>> Start GIVEN RECORDS
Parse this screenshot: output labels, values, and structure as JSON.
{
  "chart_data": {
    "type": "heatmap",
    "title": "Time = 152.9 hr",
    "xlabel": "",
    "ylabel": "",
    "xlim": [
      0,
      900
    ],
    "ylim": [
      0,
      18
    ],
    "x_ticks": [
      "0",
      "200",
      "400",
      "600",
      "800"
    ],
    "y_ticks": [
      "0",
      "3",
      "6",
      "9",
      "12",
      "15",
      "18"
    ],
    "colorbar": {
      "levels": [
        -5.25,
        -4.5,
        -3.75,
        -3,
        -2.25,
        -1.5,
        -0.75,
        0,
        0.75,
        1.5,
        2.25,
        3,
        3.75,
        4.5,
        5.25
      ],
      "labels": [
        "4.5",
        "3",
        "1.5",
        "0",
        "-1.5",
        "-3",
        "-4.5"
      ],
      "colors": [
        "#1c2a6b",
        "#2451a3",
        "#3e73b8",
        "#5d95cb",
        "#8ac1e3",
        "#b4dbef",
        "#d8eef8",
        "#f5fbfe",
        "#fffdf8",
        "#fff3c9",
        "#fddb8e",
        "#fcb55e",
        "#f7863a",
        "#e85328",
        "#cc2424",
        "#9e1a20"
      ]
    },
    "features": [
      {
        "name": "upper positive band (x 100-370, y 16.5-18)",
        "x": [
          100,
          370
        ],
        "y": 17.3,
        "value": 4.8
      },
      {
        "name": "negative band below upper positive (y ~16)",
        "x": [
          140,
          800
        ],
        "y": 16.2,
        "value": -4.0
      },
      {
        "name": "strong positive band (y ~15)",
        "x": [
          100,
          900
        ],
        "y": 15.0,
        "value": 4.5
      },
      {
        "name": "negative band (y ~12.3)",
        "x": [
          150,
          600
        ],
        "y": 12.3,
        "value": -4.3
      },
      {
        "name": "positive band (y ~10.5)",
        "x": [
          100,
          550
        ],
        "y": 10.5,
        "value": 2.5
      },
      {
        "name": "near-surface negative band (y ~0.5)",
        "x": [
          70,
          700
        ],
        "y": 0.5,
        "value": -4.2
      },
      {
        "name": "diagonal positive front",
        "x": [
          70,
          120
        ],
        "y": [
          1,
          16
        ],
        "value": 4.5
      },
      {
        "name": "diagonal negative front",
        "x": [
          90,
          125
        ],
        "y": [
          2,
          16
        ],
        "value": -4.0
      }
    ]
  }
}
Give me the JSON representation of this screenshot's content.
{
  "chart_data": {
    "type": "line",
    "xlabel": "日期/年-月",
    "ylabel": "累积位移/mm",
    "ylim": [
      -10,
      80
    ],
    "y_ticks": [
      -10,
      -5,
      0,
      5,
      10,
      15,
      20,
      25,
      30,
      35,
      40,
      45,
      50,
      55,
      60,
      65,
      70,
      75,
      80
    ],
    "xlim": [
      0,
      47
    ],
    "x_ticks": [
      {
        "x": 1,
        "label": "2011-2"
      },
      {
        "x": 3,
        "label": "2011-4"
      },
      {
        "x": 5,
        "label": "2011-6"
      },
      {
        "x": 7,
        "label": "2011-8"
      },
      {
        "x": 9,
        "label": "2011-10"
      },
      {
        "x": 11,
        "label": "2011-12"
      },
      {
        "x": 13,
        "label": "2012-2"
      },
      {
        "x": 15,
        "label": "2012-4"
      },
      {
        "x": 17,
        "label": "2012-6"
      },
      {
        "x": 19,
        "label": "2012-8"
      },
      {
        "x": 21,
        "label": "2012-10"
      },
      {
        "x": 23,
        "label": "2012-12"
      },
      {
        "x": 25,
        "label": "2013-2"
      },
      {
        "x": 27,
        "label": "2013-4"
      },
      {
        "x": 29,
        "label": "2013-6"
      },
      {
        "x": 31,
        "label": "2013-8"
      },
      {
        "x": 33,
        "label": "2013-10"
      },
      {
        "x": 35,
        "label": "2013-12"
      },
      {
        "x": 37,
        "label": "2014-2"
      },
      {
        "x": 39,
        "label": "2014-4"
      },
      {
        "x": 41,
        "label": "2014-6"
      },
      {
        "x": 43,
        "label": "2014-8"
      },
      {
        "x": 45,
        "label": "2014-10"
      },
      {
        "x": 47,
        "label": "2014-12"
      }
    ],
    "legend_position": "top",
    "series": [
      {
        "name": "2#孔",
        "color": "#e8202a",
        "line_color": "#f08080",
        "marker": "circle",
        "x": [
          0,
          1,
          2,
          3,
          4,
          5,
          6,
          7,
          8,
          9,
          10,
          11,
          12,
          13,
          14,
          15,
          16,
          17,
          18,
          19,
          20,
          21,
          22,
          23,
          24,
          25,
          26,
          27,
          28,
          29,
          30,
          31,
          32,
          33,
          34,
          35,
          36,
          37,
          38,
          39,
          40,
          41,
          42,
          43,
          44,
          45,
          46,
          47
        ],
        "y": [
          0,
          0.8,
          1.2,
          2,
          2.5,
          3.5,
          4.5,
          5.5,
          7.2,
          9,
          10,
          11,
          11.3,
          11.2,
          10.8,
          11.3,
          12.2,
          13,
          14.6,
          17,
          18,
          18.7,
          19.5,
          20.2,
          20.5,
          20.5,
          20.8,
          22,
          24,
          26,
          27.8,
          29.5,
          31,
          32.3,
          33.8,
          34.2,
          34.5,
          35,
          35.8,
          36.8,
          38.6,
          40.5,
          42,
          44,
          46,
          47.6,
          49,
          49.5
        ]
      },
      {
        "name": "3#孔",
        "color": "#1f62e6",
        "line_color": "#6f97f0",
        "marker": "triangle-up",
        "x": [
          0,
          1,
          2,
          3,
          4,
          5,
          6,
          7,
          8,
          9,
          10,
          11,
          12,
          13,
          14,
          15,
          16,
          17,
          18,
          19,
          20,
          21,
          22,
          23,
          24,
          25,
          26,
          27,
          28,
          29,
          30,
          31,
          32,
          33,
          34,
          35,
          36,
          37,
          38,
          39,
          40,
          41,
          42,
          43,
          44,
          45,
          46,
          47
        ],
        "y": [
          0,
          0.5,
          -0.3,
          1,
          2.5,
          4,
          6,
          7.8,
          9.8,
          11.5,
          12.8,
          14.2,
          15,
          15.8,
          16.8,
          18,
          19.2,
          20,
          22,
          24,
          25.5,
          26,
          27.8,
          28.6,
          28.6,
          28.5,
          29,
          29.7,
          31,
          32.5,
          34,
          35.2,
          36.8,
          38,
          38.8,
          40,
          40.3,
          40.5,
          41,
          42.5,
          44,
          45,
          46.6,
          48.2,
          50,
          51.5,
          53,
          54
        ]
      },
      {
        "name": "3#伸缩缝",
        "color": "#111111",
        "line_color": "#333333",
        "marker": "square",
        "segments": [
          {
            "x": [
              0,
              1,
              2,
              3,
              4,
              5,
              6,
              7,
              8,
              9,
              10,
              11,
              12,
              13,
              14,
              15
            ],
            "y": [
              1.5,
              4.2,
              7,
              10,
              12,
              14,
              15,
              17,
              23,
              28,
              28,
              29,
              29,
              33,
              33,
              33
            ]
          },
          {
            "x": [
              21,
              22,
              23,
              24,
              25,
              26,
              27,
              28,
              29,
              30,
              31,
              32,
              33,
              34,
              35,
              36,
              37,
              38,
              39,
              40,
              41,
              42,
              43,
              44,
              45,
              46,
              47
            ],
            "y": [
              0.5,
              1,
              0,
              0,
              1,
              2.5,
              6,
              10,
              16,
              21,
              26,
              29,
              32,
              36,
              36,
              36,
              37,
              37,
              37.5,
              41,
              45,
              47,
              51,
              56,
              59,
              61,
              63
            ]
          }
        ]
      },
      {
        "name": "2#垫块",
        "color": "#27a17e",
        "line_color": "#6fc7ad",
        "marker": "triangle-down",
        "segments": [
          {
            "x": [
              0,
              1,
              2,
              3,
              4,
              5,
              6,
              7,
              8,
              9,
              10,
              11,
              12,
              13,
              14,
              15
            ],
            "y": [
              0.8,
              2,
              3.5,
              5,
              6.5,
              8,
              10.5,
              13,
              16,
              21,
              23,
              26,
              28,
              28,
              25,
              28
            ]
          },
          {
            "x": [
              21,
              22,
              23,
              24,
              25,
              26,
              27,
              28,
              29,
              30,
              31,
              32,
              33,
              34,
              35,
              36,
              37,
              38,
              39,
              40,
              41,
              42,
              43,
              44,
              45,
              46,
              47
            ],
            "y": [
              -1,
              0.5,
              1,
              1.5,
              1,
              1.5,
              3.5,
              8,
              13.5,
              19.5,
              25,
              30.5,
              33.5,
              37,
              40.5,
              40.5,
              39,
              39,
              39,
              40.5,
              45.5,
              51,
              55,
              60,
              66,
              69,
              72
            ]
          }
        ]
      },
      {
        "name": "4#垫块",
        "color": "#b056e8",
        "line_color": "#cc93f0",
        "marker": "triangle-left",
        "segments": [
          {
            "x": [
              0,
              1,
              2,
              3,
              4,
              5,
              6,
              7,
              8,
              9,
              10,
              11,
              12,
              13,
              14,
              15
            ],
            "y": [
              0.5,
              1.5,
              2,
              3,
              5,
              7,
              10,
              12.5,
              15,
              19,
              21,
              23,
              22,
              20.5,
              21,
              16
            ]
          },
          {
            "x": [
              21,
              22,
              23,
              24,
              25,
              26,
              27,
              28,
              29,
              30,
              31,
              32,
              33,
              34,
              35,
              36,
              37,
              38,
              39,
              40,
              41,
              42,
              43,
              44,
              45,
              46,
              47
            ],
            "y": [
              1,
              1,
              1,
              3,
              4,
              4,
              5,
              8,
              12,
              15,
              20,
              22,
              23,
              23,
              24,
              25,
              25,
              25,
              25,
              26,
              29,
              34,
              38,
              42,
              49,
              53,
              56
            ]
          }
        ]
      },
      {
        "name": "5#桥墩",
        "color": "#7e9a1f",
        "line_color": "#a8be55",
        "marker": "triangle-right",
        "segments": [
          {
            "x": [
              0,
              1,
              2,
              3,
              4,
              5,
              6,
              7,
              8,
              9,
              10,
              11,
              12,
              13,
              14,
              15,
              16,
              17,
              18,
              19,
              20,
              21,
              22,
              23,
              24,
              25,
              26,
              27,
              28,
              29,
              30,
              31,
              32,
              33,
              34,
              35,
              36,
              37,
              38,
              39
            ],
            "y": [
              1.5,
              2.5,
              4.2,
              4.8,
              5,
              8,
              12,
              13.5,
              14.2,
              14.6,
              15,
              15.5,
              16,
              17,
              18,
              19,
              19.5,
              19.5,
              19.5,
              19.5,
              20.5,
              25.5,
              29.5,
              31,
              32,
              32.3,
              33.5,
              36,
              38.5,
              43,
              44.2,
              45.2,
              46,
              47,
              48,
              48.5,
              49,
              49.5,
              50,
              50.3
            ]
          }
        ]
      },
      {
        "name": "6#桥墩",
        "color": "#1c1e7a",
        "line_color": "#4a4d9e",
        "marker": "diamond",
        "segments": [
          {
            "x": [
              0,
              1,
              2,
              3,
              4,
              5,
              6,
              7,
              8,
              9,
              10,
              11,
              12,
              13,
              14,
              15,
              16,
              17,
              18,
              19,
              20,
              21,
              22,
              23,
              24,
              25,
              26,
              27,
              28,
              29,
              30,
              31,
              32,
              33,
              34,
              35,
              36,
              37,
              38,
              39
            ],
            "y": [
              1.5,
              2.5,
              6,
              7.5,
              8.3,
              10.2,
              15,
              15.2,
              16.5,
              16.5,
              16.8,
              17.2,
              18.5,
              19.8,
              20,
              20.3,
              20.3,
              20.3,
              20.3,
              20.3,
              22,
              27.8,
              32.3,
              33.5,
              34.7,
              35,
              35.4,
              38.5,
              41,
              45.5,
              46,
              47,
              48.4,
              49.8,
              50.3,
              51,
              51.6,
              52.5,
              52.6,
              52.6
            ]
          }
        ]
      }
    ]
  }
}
>> End GIVEN RECORDS
Only lines that contain the word "JSON" are wanted; copy each of them.

:: ANSWER IN FULL ::
Parse this screenshot: output labels, values, and structure as JSON.
Give me the JSON representation of this screenshot's content.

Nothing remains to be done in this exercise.